* _To be done_:
Only lines with the string "this" matter here; gather them from the material below.

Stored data
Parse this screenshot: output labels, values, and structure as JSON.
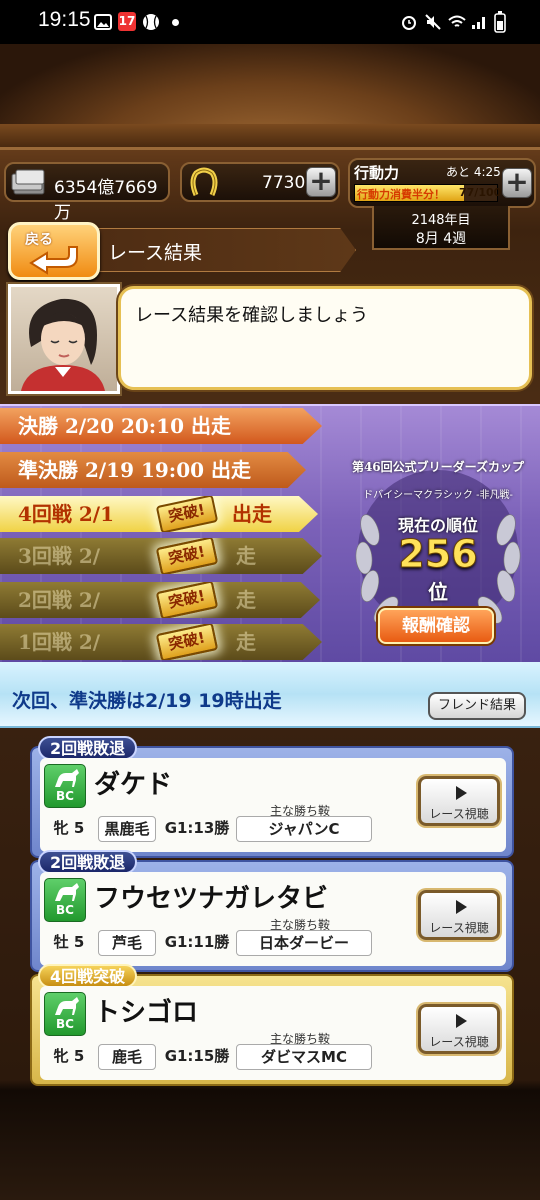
{
  "status_bar": {
    "time": "19:15"
  },
  "currency": {
    "money": "6354億7669万",
    "horseshoe": "7730"
  },
  "stamina": {
    "label": "行動力",
    "remaining": "あと 4:25",
    "bar_text": "行動力消費半分！",
    "value": "77/100",
    "fill_fraction": 0.77
  },
  "calendar": {
    "year": "2148年目",
    "week": "8月 4週"
  },
  "header": {
    "back_label": "戻る",
    "title": "レース結果"
  },
  "message": {
    "text": "レース結果を確認しましょう"
  },
  "rounds": [
    {
      "label": "決勝 2/20 20:10 出走",
      "state": "upcoming"
    },
    {
      "label": "準決勝 2/19 19:00 出走",
      "state": "upcoming"
    },
    {
      "label": "4回戦 2/1",
      "suffix": "出走",
      "stamp": "突破!",
      "state": "current"
    },
    {
      "label": "3回戦 2/",
      "suffix": "走",
      "stamp": "突破!",
      "state": "done"
    },
    {
      "label": "2回戦 2/",
      "suffix": "走",
      "stamp": "突破!",
      "state": "done"
    },
    {
      "label": "1回戦 2/",
      "suffix": "走",
      "stamp": "突破!",
      "state": "done"
    }
  ],
  "cup": {
    "name": "第46回公式ブリーダーズカップ",
    "race": "ドバイシーマクラシック",
    "tag": "-非凡戦-",
    "rank_label": "現在の順位",
    "rank": "256",
    "rank_unit": "位",
    "reward_button": "報酬確認"
  },
  "next_banner": {
    "text": "次回、準決勝は2/19 19時出走",
    "friend_button": "フレンド結果"
  },
  "horses": [
    {
      "status": "2回戦敗退",
      "name": "ダケド",
      "sex_age": "牝 5",
      "coat": "黒鹿毛",
      "g1": "G1:13勝",
      "wins_label": "主な勝ち鞍",
      "win": "ジャパンC",
      "badge": "BC",
      "watch": "レース視聴",
      "gold": false
    },
    {
      "status": "2回戦敗退",
      "name": "フウセツナガレタビ",
      "sex_age": "牡 5",
      "coat": "芦毛",
      "g1": "G1:11勝",
      "wins_label": "主な勝ち鞍",
      "win": "日本ダービー",
      "badge": "BC",
      "watch": "レース視聴",
      "gold": false
    },
    {
      "status": "4回戦突破",
      "name": "トシゴロ",
      "sex_age": "牝 5",
      "coat": "鹿毛",
      "g1": "G1:15勝",
      "wins_label": "主な勝ち鞍",
      "win": "ダビマスMC",
      "badge": "BC",
      "watch": "レース視聴",
      "gold": true
    }
  ]
}
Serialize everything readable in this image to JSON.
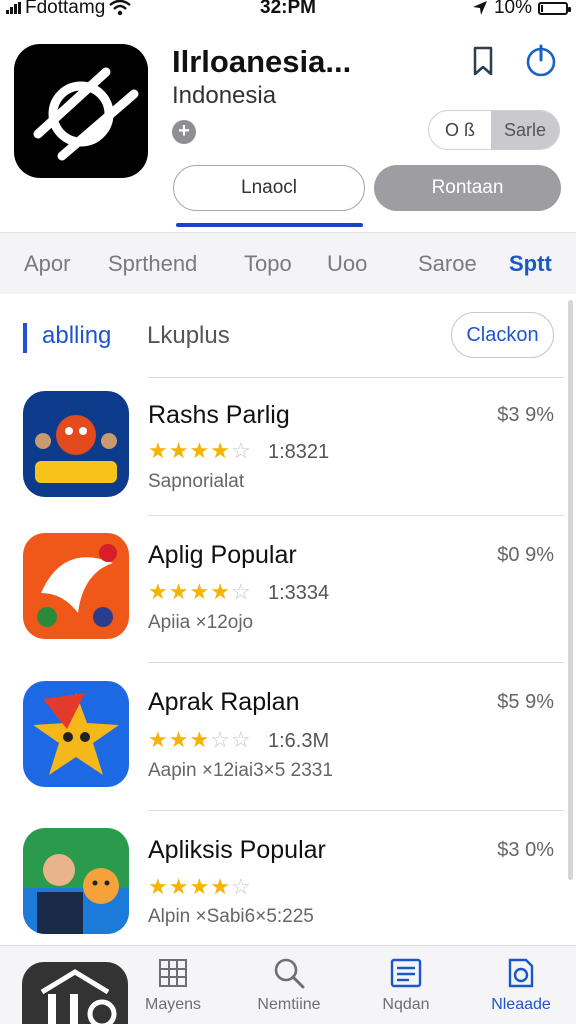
{
  "status_bar": {
    "carrier": "Fdottamg",
    "time": "32:PM",
    "battery": "10%",
    "battery_level": 0.1
  },
  "app": {
    "title": "Ilrloanesia...",
    "subtitle": "Indonesia",
    "segment_left": "O ß",
    "segment_right": "Sarle",
    "button_outline": "Lnaocl",
    "button_filled": "Rontaan"
  },
  "tabs": [
    "Apor",
    "Sprthend",
    "Topo",
    "Uoo",
    "Saroe",
    "Sptt"
  ],
  "section": {
    "title_a": "ablling",
    "title_b": "Lkuplus",
    "button": "Clackon"
  },
  "rows": [
    {
      "name": "Rashs Parlig",
      "price": "$3 9%",
      "rating": 3.5,
      "count": "1:8321",
      "meta": "Sapnorialat",
      "colors": [
        "#0d3b8c",
        "#e34a1e"
      ]
    },
    {
      "name": "Aplig Popular",
      "price": "$0 9%",
      "rating": 4,
      "count": "1:3334",
      "meta": "Apiia ×12ojo",
      "colors": [
        "#f0581a",
        "#d71f2a"
      ]
    },
    {
      "name": "Aprak Raplan",
      "price": "$5 9%",
      "rating": 3,
      "count": "1:6.3M",
      "meta": "Aapin ×12iai3×5 2331",
      "colors": [
        "#1c69e3",
        "#f5b71a"
      ]
    },
    {
      "name": "Apliksis Popular",
      "price": "$3 0%",
      "rating": 4,
      "count": "",
      "meta": "Alpin ×Sabi6×5:225",
      "colors": [
        "#2a9a4c",
        "#f6a23b"
      ]
    }
  ],
  "tabbar": [
    {
      "label": "Mayens",
      "icon": "grid-icon"
    },
    {
      "label": "Nemtiine",
      "icon": "search-icon"
    },
    {
      "label": "Nqdan",
      "icon": "list-icon"
    },
    {
      "label": "Nleaade",
      "icon": "download-icon"
    }
  ]
}
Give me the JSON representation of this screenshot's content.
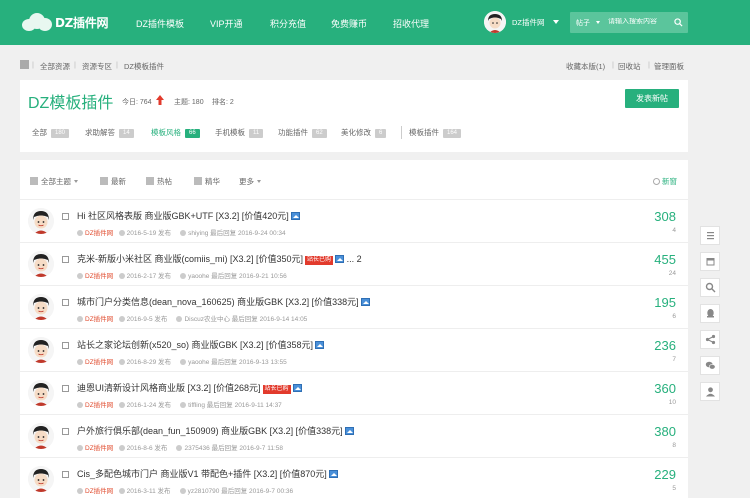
{
  "header": {
    "logo_text": "DZ插件网",
    "nav": [
      "DZ插件模板",
      "VIP开通",
      "积分充值",
      "免费赚币",
      "招收代理"
    ],
    "user_name": "DZ插件网",
    "search_type": "帖子",
    "search_placeholder": "请输入搜索内容"
  },
  "breadcrumb": {
    "items": [
      "全部资源",
      "资源专区",
      "DZ模板插件"
    ],
    "right": [
      "收藏本版",
      "回收站",
      "管理面板"
    ],
    "fav_count": "1"
  },
  "forum": {
    "title": "DZ模板插件",
    "today_label": "今日:",
    "today": "764",
    "topics_label": "主题:",
    "topics": "180",
    "rank_label": "排名:",
    "rank": "2",
    "post_button": "发表新帖",
    "tabs": [
      {
        "label": "全部",
        "count": "180"
      },
      {
        "label": "求助解答",
        "count": "14"
      },
      {
        "label": "模板风格",
        "count": "66"
      },
      {
        "label": "手机模板",
        "count": "11"
      },
      {
        "label": "功能插件",
        "count": "62"
      },
      {
        "label": "美化修改",
        "count": "6"
      },
      {
        "label": "模板插件",
        "count": "164"
      }
    ],
    "active_tab": "模板风格"
  },
  "filters": {
    "items": [
      "全部主题",
      "最新",
      "热帖",
      "精华",
      "更多"
    ],
    "newest": "新窗"
  },
  "threads": [
    {
      "title": "Hi 社区风格表版 商业版GBK+UTF [X3.2] [价值420元]",
      "badge": "",
      "extra": "",
      "author": "DZ插件网",
      "date": "2016-5-19 发布",
      "last_user": "shiying",
      "last_label": "最后回复",
      "last_time": "2016-9-24 00:34",
      "views": "308",
      "replies": "4"
    },
    {
      "title": "克米-新版小米社区 商业版(comiis_mi) [X3.2] [价值350元]",
      "badge": "站长已购",
      "extra": "... 2",
      "author": "DZ插件网",
      "date": "2016-2-17 发布",
      "last_user": "yaoohe",
      "last_label": "最后回复",
      "last_time": "2016-9-21 10:56",
      "views": "455",
      "replies": "24"
    },
    {
      "title": "城市门户分类信息(dean_nova_160625) 商业版GBK [X3.2] [价值338元]",
      "badge": "",
      "extra": "",
      "author": "DZ插件网",
      "date": "2016-9-5 发布",
      "last_user": "Discuz农业中心",
      "last_label": "最后回复",
      "last_time": "2016-9-14 14:05",
      "views": "195",
      "replies": "6"
    },
    {
      "title": "站长之家论坛创新(x520_so) 商业版GBK [X3.2] [价值358元]",
      "badge": "",
      "extra": "",
      "author": "DZ插件网",
      "date": "2016-8-29 发布",
      "last_user": "yaoohe",
      "last_label": "最后回复",
      "last_time": "2016-9-13 13:55",
      "views": "236",
      "replies": "7"
    },
    {
      "title": "迪恩UI清新设计风格商业版 [X3.2] [价值268元]",
      "badge": "站长已购",
      "extra": "",
      "author": "DZ插件网",
      "date": "2016-1-24 发布",
      "last_user": "tiffling",
      "last_label": "最后回复",
      "last_time": "2016-9-11 14:37",
      "views": "360",
      "replies": "10"
    },
    {
      "title": "户外旅行俱乐部(dean_fun_150909) 商业版GBK [X3.2] [价值338元]",
      "badge": "",
      "extra": "",
      "author": "DZ插件网",
      "date": "2016-8-6 发布",
      "last_user": "2375436",
      "last_label": "最后回复",
      "last_time": "2016-9-7 11:58",
      "views": "380",
      "replies": "8"
    },
    {
      "title": "Cis_多配色城市门户 商业版V1 带配色+插件 [X3.2] [价值870元]",
      "badge": "",
      "extra": "",
      "author": "DZ插件网",
      "date": "2016-3-11 发布",
      "last_user": "yz2810790",
      "last_label": "最后回复",
      "last_time": "2016-9-7 00:36",
      "views": "229",
      "replies": "5"
    }
  ],
  "tools": [
    "list-icon",
    "calendar-icon",
    "search-icon",
    "qq-icon",
    "share-icon",
    "wechat-icon",
    "user-icon"
  ],
  "colors": {
    "brand": "#27b07d",
    "badge": "#e23a2c",
    "author": "#e04a2c"
  }
}
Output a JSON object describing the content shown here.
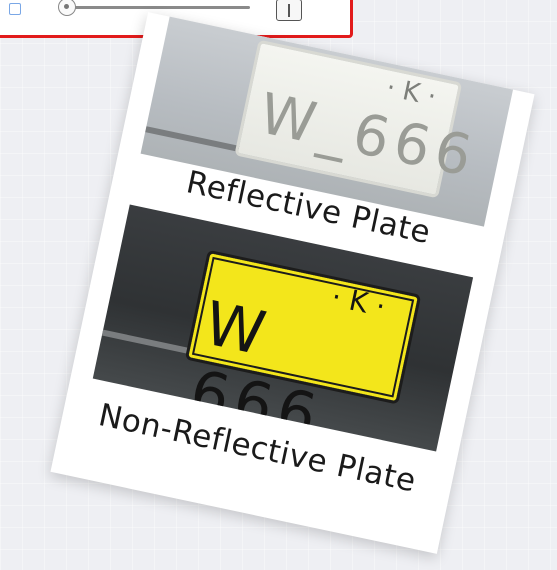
{
  "ui_panel": {
    "step_button_symbol": "|"
  },
  "photos": [
    {
      "caption": "Reflective Plate",
      "plate_text": "W_666",
      "plate_mark": "· K ·",
      "plate_color": "#f4f5f0"
    },
    {
      "caption": "Non-Reflective Plate",
      "plate_text": "W 666",
      "plate_mark": "· K ·",
      "plate_color": "#f3e61b"
    }
  ],
  "colors": {
    "panel_border": "#e21b1b",
    "page_background": "#eeeff3"
  }
}
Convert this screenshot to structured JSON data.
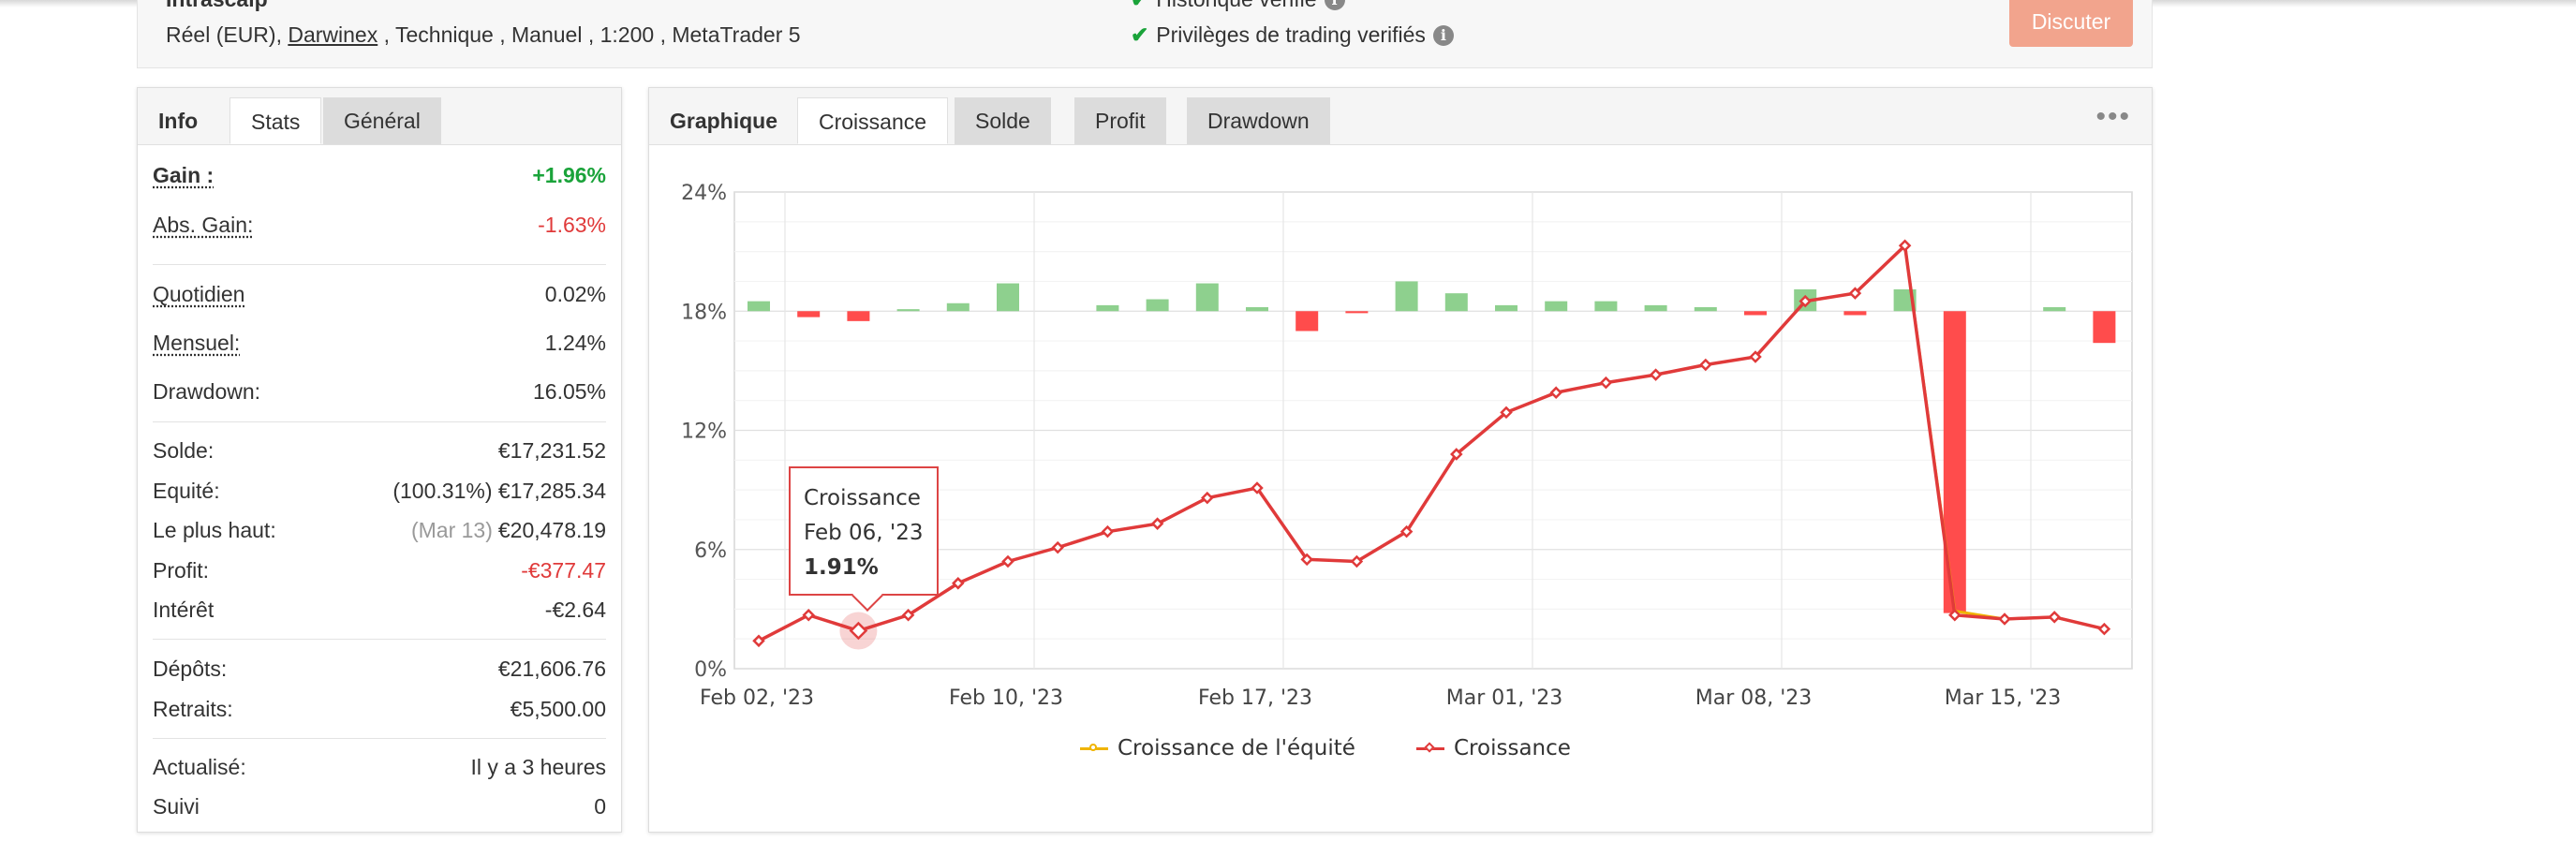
{
  "header": {
    "account_name": "Intrascalp",
    "meta": {
      "part1": "Réel (EUR), ",
      "broker": "Darwinex",
      "part2": " , Technique , Manuel , 1:200 , MetaTrader 5"
    },
    "verified_history": "Historique vérifié",
    "verified_privileges": "Privilèges de trading verifiés",
    "discuss_button": "Discuter"
  },
  "left_tabs": [
    "Info",
    "Stats",
    "Général"
  ],
  "stats": {
    "gain": {
      "label": "Gain :",
      "value": "+1.96%"
    },
    "abs_gain": {
      "label": "Abs. Gain:",
      "value": "-1.63%"
    },
    "daily": {
      "label": "Quotidien",
      "value": "0.02%"
    },
    "monthly": {
      "label": "Mensuel:",
      "value": "1.24%"
    },
    "drawdown": {
      "label": "Drawdown:",
      "value": "16.05%"
    },
    "balance": {
      "label": "Solde:",
      "value": "€17,231.52"
    },
    "equity": {
      "label": "Equité:",
      "sub": "(100.31%)",
      "value": "€17,285.34"
    },
    "highest": {
      "label": "Le plus haut:",
      "sub": "(Mar 13)",
      "value": "€20,478.19"
    },
    "profit": {
      "label": "Profit:",
      "value": "-€377.47"
    },
    "interest": {
      "label": "Intérêt",
      "value": "-€2.64"
    },
    "deposits": {
      "label": "Dépôts:",
      "value": "€21,606.76"
    },
    "withdrawals": {
      "label": "Retraits:",
      "value": "€5,500.00"
    },
    "updated": {
      "label": "Actualisé:",
      "value": "Il y a 3 heures"
    },
    "following": {
      "label": "Suivi",
      "value": "0"
    }
  },
  "right_tabs": {
    "title": "Graphique",
    "items": [
      "Croissance",
      "Solde",
      "Profit",
      "Drawdown"
    ],
    "more": "•••"
  },
  "tooltip": {
    "series": "Croissance",
    "date": "Feb 06, '23",
    "value": "1.91%"
  },
  "colors": {
    "growth": "#e03a3a",
    "equity_growth": "#f0b400",
    "bar_pos": "#8ed08e",
    "bar_neg": "#ff4c4c",
    "accent": "#1aa33a"
  },
  "chart_data": {
    "type": "line",
    "ylim": [
      0,
      24
    ],
    "yticks": [
      "0%",
      "6%",
      "12%",
      "18%",
      "24%"
    ],
    "xticks": [
      "Feb 02, '23",
      "Feb 10, '23",
      "Feb 17, '23",
      "Mar 01, '23",
      "Mar 08, '23",
      "Mar 15, '23"
    ],
    "series": [
      {
        "name": "Croissance",
        "values": [
          1.4,
          2.7,
          1.91,
          2.7,
          4.3,
          5.4,
          6.1,
          6.9,
          7.3,
          8.6,
          9.1,
          5.5,
          5.4,
          6.9,
          10.8,
          12.9,
          13.9,
          14.4,
          14.8,
          15.3,
          15.7,
          18.5,
          18.9,
          21.3,
          2.7,
          2.5,
          2.6,
          2.0
        ]
      },
      {
        "name": "Croissance de l'équité",
        "values": [
          null,
          null,
          null,
          null,
          null,
          null,
          null,
          null,
          null,
          null,
          null,
          null,
          null,
          null,
          null,
          null,
          null,
          null,
          null,
          null,
          null,
          null,
          null,
          21.3,
          2.9,
          2.5,
          2.6,
          2.0
        ]
      }
    ],
    "daily_bars": [
      0.5,
      -0.3,
      -0.5,
      0.1,
      0.4,
      1.4,
      0,
      0.3,
      0.6,
      1.4,
      0.2,
      -1.0,
      -0.1,
      1.5,
      0.9,
      0.3,
      0.5,
      0.5,
      0.3,
      0.2,
      -0.2,
      1.1,
      -0.2,
      1.1,
      -15.2,
      0,
      0.2,
      -1.6
    ]
  },
  "legend": {
    "equity": "Croissance de l'équité",
    "growth": "Croissance"
  }
}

* _Output of the exercise_:
Parse this screenshot: output labels, values, and structure as JSON.
Serialize everything readable in this image to JSON.
Give me the JSON representation of this screenshot's content.
Convert this screenshot to structured JSON data.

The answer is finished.